Satyapriya Tirtha (c. 1701 – c. 1744) was an Indian Hindu  philosopher, guru, scholar, yogi, mystic and the pontiff of Uttaradi Math, a math dedicated to Dvaita philosophy. He was the successor of Satyavijaya Tirtha and the 24th pontiff of Uttaradi Math from 1737—1744.

Biography
Most of the information about Satyapriya Tirtha's life is derived from the hagiography, Guruvamsakathakalpataru authored by Bhimadaivajna of Bijapur. Satyapriya was born with a Sesha- amsa. Satyapriya Tirtha was born as Garlapad Ramacharya in 1701 in Raichur. Satyapriya Tirtha was initially given ashrama by Satyapurna Tirtha. When Sri Satyapurna Tirtha fell ill, and Sri Satyapriya Tirtha was on tour to propagation of Dvaita Philosophy, he ordained sanyasa to Satya Vijaya Tirtha. After 11 years reign as peetadhipathi of the Pontificate he made over the Samsthana to Satyapriya Tirtha. From that time onwards Satyapriya Tirtha began to call Arani by the name Satyavijayanagaram. Satyapriya Tirtha served the pontificate for seven years. He died in 1744 and his mortal remains are enshrined in a mutt in Manamadurai. Satyapriya Tirtha was succeeded by Satyabodha Tirtha

Works
Satyapriya Tirtha composed six major works, most of them are commentaries on the works of Madhva, Jayatirtha and Vyasatirtha and a praise poem.

=-=-=-=-=

• **Prompt a**:
In the passage on Satyapriya Tirtha, rewrite the part that opens with the words "Satyapriya Tirtha (c." and closes with "Math from 1737—1744.", substituting "Uttaradi Matha" for "Uttaradi Math".

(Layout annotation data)
=-=-=-=-=

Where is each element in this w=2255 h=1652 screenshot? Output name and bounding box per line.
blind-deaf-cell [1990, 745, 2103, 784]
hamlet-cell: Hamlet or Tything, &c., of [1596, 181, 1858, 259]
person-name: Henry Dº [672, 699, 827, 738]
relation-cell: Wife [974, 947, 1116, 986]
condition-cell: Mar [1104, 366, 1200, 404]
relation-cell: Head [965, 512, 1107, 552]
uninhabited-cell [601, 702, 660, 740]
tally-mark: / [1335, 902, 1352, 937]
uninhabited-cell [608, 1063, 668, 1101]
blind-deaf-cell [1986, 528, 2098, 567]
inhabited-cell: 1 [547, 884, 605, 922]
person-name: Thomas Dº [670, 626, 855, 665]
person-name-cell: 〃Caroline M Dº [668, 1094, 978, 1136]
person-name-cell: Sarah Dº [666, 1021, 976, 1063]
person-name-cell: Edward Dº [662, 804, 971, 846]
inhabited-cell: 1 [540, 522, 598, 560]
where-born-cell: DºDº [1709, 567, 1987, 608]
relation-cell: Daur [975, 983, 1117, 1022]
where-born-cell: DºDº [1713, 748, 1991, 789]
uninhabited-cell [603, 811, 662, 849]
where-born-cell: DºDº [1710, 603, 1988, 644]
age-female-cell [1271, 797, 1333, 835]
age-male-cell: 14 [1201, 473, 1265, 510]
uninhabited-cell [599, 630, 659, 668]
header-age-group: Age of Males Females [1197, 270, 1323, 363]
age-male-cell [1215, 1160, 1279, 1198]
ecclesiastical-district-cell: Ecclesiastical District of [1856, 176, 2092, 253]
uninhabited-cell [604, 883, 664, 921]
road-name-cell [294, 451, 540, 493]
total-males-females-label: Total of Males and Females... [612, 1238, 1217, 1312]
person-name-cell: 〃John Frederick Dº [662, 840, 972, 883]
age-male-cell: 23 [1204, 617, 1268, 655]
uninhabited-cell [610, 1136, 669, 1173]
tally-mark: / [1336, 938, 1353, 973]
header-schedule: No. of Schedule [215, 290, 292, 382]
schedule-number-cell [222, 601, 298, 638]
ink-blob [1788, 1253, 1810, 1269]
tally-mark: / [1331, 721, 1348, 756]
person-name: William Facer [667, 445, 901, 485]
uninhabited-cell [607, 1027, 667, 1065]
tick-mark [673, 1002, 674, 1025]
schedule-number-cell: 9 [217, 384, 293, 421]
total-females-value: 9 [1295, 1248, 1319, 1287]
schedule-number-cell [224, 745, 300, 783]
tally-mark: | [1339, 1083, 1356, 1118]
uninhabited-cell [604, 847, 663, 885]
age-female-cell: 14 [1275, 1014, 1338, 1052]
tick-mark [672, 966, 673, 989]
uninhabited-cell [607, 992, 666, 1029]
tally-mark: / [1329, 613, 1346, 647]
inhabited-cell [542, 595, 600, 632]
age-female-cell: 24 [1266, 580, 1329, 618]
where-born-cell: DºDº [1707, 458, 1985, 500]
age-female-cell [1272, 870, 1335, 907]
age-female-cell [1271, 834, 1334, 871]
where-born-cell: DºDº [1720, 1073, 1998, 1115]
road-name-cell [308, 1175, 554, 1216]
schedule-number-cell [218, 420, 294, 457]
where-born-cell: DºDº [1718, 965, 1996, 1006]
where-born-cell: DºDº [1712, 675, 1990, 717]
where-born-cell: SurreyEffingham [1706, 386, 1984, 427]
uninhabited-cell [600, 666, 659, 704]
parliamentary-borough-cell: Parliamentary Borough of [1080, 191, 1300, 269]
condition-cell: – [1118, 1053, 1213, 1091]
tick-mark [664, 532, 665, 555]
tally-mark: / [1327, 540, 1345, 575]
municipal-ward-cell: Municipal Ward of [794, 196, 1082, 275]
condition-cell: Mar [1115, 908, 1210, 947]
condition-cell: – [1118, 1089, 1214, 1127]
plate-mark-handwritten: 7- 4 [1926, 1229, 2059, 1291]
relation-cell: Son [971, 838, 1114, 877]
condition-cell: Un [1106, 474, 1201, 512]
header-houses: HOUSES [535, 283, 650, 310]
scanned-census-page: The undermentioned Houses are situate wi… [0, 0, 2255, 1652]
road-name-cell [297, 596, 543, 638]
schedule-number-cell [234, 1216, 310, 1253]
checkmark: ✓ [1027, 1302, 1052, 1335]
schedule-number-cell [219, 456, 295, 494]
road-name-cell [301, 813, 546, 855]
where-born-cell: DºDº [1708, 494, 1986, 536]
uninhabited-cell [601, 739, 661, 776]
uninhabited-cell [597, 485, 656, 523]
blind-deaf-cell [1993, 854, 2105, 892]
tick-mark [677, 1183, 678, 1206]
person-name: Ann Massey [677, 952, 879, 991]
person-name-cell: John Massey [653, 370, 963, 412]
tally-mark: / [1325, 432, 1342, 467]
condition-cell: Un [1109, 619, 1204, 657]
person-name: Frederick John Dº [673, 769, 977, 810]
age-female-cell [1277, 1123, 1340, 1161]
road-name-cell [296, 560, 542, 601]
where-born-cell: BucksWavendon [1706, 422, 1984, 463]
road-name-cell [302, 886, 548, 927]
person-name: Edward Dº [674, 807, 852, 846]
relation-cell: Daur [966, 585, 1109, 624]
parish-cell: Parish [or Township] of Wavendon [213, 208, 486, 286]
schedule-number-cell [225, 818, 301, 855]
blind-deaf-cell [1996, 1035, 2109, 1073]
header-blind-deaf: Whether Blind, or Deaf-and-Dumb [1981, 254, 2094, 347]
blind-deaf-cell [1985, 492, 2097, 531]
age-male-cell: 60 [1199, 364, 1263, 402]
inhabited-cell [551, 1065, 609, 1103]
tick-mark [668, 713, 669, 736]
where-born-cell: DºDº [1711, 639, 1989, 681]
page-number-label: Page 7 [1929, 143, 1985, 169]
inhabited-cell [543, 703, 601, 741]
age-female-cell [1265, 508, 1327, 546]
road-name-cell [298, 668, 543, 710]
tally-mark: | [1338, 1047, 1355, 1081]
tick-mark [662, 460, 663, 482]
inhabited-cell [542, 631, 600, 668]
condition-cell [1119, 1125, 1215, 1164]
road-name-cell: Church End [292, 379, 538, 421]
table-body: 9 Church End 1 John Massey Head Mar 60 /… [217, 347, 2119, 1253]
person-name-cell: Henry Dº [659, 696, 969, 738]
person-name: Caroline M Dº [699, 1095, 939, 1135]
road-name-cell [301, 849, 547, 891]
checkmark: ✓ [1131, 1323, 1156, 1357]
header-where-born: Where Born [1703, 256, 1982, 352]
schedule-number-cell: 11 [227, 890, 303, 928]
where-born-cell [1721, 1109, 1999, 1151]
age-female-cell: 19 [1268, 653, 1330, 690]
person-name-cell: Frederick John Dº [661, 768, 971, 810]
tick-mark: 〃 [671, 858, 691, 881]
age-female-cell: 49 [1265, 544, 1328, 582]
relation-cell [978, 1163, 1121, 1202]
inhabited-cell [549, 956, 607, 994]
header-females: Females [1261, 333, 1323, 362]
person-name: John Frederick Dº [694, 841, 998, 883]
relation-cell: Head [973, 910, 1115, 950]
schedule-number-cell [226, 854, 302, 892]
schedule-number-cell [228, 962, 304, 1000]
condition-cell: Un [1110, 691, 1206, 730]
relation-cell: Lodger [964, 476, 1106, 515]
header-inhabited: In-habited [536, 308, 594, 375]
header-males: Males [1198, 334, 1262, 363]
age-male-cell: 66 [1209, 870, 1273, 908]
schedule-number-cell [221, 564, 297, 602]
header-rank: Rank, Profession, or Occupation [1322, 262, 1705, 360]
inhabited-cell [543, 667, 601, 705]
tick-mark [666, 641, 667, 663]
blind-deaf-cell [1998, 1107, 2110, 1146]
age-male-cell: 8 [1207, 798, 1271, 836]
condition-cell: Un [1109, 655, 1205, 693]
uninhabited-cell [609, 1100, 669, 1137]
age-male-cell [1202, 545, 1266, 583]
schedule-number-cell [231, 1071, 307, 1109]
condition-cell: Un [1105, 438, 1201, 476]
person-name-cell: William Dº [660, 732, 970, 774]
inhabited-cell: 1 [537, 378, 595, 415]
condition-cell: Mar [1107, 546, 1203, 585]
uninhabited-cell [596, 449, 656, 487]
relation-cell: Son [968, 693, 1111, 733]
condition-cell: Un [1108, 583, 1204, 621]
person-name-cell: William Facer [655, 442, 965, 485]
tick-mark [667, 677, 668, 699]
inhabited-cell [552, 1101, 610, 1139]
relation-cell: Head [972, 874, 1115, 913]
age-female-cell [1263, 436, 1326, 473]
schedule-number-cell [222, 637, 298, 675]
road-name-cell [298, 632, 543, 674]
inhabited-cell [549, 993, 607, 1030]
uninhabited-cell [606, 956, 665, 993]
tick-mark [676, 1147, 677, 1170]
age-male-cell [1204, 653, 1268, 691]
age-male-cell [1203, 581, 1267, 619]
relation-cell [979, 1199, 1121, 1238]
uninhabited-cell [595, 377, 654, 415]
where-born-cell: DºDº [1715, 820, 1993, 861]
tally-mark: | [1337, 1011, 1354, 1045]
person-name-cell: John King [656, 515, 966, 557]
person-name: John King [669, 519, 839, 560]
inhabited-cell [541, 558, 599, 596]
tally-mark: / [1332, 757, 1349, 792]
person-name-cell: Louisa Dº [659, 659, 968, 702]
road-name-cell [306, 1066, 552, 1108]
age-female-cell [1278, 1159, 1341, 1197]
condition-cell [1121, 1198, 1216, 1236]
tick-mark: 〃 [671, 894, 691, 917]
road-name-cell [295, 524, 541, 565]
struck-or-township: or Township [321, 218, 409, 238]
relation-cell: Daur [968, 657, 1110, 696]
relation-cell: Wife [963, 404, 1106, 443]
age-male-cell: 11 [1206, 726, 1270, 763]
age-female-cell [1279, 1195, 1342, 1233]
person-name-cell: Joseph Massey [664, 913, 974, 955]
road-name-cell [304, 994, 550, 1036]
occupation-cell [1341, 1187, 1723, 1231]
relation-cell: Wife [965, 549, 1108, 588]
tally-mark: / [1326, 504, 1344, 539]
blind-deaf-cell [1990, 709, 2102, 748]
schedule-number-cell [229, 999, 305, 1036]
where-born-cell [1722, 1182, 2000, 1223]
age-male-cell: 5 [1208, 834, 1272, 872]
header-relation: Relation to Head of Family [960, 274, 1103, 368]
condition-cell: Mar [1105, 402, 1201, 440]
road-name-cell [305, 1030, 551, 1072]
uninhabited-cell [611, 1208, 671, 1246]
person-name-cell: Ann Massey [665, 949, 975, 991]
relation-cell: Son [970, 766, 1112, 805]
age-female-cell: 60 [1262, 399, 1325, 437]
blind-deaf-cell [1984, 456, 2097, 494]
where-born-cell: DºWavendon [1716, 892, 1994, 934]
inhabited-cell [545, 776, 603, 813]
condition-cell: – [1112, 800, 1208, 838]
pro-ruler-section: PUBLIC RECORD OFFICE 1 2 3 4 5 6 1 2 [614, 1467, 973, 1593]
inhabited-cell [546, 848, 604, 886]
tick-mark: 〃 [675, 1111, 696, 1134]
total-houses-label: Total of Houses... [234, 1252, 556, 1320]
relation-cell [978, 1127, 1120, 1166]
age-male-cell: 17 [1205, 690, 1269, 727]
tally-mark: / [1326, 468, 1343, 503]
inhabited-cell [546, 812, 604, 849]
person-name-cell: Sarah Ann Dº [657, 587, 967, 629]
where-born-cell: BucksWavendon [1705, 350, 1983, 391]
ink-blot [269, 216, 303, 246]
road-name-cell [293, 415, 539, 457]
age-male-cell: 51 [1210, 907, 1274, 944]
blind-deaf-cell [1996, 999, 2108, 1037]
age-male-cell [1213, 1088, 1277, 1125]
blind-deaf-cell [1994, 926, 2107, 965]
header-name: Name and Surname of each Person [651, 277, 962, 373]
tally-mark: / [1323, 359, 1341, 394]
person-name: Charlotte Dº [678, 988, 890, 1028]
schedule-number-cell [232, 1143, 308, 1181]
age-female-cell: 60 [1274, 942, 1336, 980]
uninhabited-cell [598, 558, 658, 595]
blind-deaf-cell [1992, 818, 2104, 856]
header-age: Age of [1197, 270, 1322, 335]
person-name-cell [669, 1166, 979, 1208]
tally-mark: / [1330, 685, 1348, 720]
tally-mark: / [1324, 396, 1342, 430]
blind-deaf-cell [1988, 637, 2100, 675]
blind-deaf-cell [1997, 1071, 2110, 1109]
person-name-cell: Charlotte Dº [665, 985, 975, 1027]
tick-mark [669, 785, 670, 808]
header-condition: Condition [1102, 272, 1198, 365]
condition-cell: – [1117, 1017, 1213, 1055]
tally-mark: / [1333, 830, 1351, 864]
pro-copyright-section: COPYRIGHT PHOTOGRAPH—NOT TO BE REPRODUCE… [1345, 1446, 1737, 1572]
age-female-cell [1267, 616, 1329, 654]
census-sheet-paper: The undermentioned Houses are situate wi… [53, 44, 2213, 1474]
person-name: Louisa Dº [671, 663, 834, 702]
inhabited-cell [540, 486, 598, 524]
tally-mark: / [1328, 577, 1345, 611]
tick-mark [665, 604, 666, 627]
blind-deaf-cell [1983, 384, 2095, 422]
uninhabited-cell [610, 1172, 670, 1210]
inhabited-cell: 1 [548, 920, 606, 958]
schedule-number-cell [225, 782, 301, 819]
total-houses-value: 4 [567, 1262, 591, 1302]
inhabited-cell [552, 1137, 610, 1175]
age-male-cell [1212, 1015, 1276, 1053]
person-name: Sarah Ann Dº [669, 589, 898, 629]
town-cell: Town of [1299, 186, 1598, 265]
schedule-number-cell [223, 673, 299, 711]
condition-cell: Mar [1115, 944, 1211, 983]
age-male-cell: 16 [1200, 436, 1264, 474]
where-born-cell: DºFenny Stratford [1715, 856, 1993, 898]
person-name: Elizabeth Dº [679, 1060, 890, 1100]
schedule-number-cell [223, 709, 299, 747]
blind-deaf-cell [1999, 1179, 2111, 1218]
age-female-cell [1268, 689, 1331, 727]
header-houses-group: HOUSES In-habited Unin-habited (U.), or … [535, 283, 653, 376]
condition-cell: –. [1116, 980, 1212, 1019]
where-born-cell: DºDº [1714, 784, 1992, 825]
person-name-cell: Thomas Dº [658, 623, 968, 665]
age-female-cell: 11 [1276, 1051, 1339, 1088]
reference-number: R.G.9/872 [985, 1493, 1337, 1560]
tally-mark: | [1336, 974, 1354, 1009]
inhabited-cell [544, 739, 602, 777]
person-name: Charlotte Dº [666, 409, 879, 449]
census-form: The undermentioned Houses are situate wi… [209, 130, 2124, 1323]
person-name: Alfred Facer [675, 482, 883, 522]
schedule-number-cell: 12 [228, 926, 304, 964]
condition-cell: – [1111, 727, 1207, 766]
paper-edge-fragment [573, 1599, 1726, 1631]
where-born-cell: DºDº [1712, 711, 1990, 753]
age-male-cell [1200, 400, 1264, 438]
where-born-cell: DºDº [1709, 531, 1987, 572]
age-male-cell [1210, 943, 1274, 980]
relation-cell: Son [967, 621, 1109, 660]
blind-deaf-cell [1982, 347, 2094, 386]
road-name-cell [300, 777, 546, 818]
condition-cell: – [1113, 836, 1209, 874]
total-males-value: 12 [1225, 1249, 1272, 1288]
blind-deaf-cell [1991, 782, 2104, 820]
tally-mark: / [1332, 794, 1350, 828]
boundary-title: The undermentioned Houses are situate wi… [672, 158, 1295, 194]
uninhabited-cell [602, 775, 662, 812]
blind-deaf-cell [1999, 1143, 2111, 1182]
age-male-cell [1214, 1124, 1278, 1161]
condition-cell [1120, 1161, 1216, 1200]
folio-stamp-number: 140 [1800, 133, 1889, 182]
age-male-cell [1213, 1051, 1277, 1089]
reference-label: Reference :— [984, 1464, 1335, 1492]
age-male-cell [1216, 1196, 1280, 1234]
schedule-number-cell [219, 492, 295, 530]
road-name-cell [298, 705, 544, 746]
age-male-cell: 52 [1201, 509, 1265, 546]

=-=-=-=-=

• **Prompt b**:
Print the records from their very first line through the line that contains "inhabited-cell: 1 [540, 522, 598, 560]", including that line, reproducing each line unchanged.

• **Task solution a**:
Satyapriya Tirtha (c. 1701 – c. 1744) was an Indian Hindu  philosopher, guru, scholar, yogi, mystic and the pontiff of Uttaradi Matha, a math dedicated to Dvaita philosophy. He was the successor of Satyavijaya Tirtha and the 24th pontiff of Uttaradi Matha from 1737—1744.

• **Task solution b**:
Where is each element in this w=2255 h=1652 screenshot? Output name and bounding box per line.
blind-deaf-cell [1990, 745, 2103, 784]
hamlet-cell: Hamlet or Tything, &c., of [1596, 181, 1858, 259]
person-name: Henry Dº [672, 699, 827, 738]
relation-cell: Wife [974, 947, 1116, 986]
condition-cell: Mar [1104, 366, 1200, 404]
relation-cell: Head [965, 512, 1107, 552]
uninhabited-cell [601, 702, 660, 740]
tally-mark: / [1335, 902, 1352, 937]
uninhabited-cell [608, 1063, 668, 1101]
blind-deaf-cell [1986, 528, 2098, 567]
inhabited-cell: 1 [547, 884, 605, 922]
person-name: Thomas Dº [670, 626, 855, 665]
person-name-cell: 〃Caroline M Dº [668, 1094, 978, 1136]
person-name-cell: Sarah Dº [666, 1021, 976, 1063]
person-name-cell: Edward Dº [662, 804, 971, 846]
inhabited-cell: 1 [540, 522, 598, 560]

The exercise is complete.